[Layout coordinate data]
** begin **

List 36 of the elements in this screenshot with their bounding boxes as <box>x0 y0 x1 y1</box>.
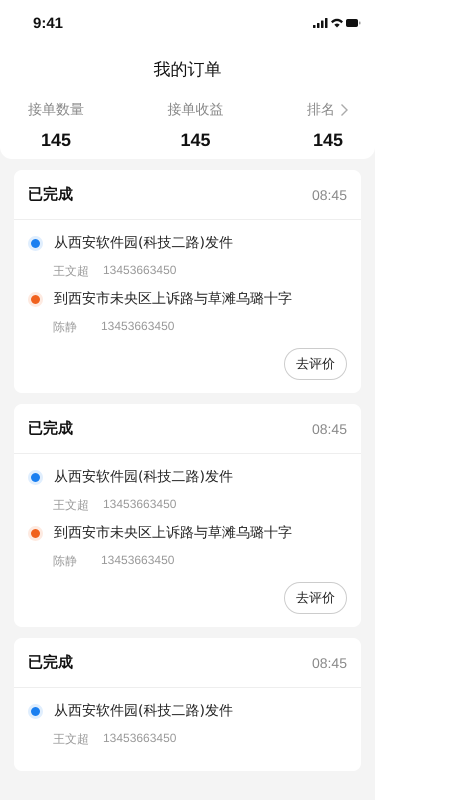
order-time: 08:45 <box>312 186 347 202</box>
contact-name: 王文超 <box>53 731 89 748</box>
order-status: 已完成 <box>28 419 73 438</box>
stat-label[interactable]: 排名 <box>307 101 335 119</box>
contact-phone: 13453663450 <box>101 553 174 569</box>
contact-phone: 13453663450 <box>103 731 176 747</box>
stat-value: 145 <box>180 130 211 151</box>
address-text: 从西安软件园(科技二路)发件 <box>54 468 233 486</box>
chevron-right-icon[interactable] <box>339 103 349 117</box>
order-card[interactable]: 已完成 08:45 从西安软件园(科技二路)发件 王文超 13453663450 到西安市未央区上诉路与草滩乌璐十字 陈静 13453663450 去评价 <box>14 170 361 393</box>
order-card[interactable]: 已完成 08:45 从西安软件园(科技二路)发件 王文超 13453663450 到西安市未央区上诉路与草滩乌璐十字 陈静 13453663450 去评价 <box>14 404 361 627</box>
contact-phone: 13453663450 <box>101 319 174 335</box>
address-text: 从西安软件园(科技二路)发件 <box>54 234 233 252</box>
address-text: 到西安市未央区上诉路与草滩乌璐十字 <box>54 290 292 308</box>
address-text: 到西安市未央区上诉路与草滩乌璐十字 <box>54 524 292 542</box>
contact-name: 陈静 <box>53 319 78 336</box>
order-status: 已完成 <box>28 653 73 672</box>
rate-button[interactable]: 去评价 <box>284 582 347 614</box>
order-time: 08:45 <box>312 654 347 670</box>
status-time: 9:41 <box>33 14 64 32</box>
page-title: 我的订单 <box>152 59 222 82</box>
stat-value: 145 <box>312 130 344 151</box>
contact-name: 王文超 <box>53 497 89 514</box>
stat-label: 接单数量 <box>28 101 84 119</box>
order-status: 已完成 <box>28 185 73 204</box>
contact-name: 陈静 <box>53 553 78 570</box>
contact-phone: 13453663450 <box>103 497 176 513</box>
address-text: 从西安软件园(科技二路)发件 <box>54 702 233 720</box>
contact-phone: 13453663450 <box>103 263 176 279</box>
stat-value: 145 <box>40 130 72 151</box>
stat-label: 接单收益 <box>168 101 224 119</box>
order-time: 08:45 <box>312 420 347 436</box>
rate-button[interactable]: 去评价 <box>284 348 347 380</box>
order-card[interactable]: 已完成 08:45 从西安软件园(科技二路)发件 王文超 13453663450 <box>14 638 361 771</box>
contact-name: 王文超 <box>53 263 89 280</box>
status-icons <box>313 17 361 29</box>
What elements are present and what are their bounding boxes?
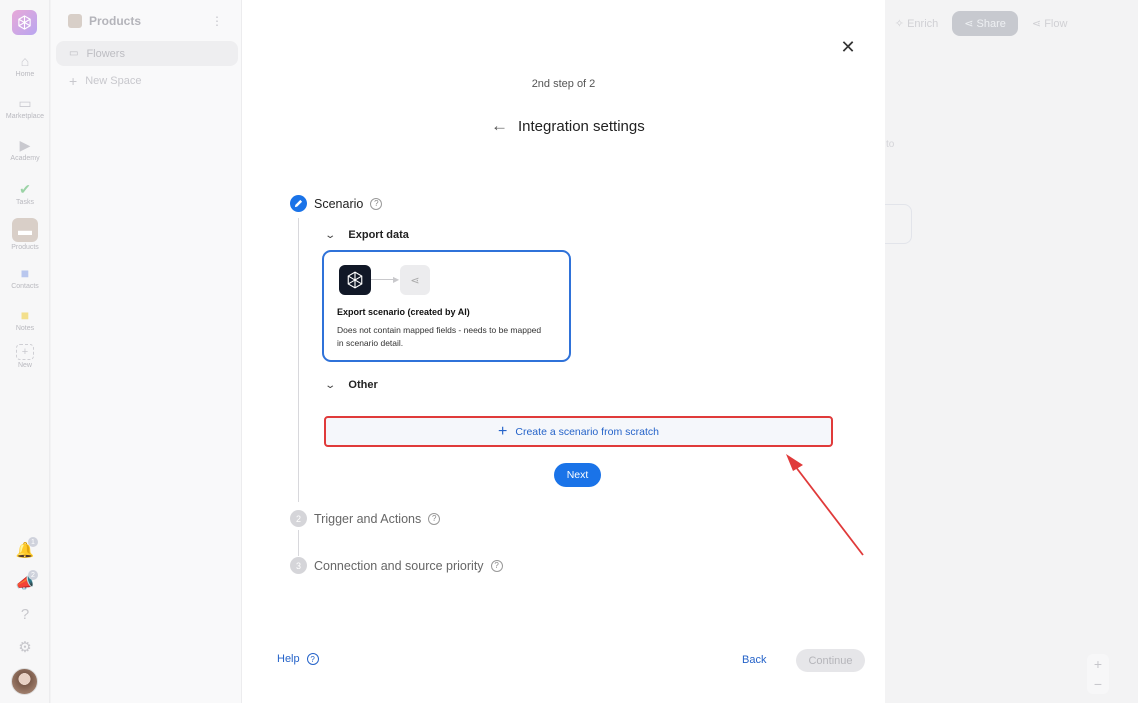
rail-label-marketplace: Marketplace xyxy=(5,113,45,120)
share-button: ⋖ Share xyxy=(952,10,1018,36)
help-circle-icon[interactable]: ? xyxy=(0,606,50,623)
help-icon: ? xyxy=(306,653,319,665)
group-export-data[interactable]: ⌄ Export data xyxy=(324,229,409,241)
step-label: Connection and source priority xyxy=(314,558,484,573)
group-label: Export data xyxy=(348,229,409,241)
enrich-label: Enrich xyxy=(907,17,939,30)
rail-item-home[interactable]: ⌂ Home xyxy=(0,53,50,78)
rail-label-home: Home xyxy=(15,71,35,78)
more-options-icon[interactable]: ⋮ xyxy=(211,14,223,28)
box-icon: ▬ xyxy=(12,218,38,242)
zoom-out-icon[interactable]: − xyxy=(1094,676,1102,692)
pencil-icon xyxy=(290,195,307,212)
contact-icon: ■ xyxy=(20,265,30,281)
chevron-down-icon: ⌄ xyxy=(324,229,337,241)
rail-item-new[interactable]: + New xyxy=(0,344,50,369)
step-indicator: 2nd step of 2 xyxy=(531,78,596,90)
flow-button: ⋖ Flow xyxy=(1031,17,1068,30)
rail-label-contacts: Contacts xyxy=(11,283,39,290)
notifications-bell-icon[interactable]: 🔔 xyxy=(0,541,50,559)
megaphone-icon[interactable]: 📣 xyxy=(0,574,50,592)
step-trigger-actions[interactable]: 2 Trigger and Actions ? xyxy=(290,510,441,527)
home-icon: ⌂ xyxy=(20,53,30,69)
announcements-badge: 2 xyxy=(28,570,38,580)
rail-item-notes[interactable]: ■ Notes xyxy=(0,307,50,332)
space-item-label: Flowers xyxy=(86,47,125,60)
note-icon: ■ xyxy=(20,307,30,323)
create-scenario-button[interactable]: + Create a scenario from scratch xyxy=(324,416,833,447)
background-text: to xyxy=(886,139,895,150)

** end **

* To do: Copy every line of the listing above with no changes, and leave the pictures out.

* Task result:
List 36 of the elements in this screenshot with their bounding boxes as <box>x0 y0 x1 y1</box>.
order-time: 08:45 <box>312 186 347 202</box>
contact-name: 王文超 <box>53 731 89 748</box>
order-status: 已完成 <box>28 419 73 438</box>
stat-label[interactable]: 排名 <box>307 101 335 119</box>
contact-phone: 13453663450 <box>101 553 174 569</box>
contact-phone: 13453663450 <box>103 731 176 747</box>
stat-value: 145 <box>180 130 211 151</box>
address-text: 从西安软件园(科技二路)发件 <box>54 468 233 486</box>
chevron-right-icon[interactable] <box>339 103 349 117</box>
order-card[interactable]: 已完成 08:45 从西安软件园(科技二路)发件 王文超 13453663450 到西安市未央区上诉路与草滩乌璐十字 陈静 13453663450 去评价 <box>14 170 361 393</box>
order-card[interactable]: 已完成 08:45 从西安软件园(科技二路)发件 王文超 13453663450 到西安市未央区上诉路与草滩乌璐十字 陈静 13453663450 去评价 <box>14 404 361 627</box>
contact-phone: 13453663450 <box>101 319 174 335</box>
address-text: 从西安软件园(科技二路)发件 <box>54 234 233 252</box>
address-text: 到西安市未央区上诉路与草滩乌璐十字 <box>54 290 292 308</box>
address-text: 到西安市未央区上诉路与草滩乌璐十字 <box>54 524 292 542</box>
contact-name: 陈静 <box>53 319 78 336</box>
order-status: 已完成 <box>28 653 73 672</box>
rate-button[interactable]: 去评价 <box>284 582 347 614</box>
order-time: 08:45 <box>312 654 347 670</box>
status-time: 9:41 <box>33 14 64 32</box>
page-title: 我的订单 <box>152 59 222 82</box>
stat-value: 145 <box>312 130 344 151</box>
contact-name: 王文超 <box>53 497 89 514</box>
stat-label: 接单数量 <box>28 101 84 119</box>
order-status: 已完成 <box>28 185 73 204</box>
contact-name: 陈静 <box>53 553 78 570</box>
contact-phone: 13453663450 <box>103 497 176 513</box>
address-text: 从西安软件园(科技二路)发件 <box>54 702 233 720</box>
contact-phone: 13453663450 <box>103 263 176 279</box>
stat-value: 145 <box>40 130 72 151</box>
stat-label: 接单收益 <box>168 101 224 119</box>
order-time: 08:45 <box>312 420 347 436</box>
rate-button[interactable]: 去评价 <box>284 348 347 380</box>
order-card[interactable]: 已完成 08:45 从西安软件园(科技二路)发件 王文超 13453663450 <box>14 638 361 771</box>
contact-name: 王文超 <box>53 263 89 280</box>
status-icons <box>313 17 361 29</box>
What elements are present and what are their bounding boxes?
rail-label-marketplace: Marketplace xyxy=(5,113,45,120)
share-button: ⋖ Share xyxy=(952,10,1018,36)
help-circle-icon[interactable]: ? xyxy=(0,606,50,623)
help-icon: ? xyxy=(306,653,319,665)
group-export-data[interactable]: ⌄ Export data xyxy=(324,229,409,241)
step-label: Connection and source priority xyxy=(314,558,484,573)
group-label: Export data xyxy=(348,229,409,241)
enrich-label: Enrich xyxy=(907,17,939,30)
rail-item-home[interactable]: ⌂ Home xyxy=(0,53,50,78)
rail-label-home: Home xyxy=(15,71,35,78)
more-options-icon[interactable]: ⋮ xyxy=(211,14,223,28)
box-icon: ▬ xyxy=(12,218,38,242)
zoom-out-icon[interactable]: − xyxy=(1094,676,1102,692)
pencil-icon xyxy=(290,195,307,212)
contact-icon: ■ xyxy=(20,265,30,281)
chevron-down-icon: ⌄ xyxy=(324,229,337,241)
rail-item-new[interactable]: + New xyxy=(0,344,50,369)
step-indicator: 2nd step of 2 xyxy=(531,78,596,90)
flow-button: ⋖ Flow xyxy=(1031,17,1068,30)
rail-label-contacts: Contacts xyxy=(11,283,39,290)
notifications-bell-icon[interactable]: 🔔 xyxy=(0,541,50,559)
megaphone-icon[interactable]: 📣 xyxy=(0,574,50,592)
step-trigger-actions[interactable]: 2 Trigger and Actions ? xyxy=(290,510,441,527)
home-icon: ⌂ xyxy=(20,53,30,69)
announcements-badge: 2 xyxy=(28,570,38,580)
rail-item-notes[interactable]: ■ Notes xyxy=(0,307,50,332)
space-item-label: Flowers xyxy=(86,47,125,60)
note-icon: ■ xyxy=(20,307,30,323)
create-scenario-button[interactable]: + Create a scenario from scratch xyxy=(324,416,833,447)
background-text: to xyxy=(886,139,895,150)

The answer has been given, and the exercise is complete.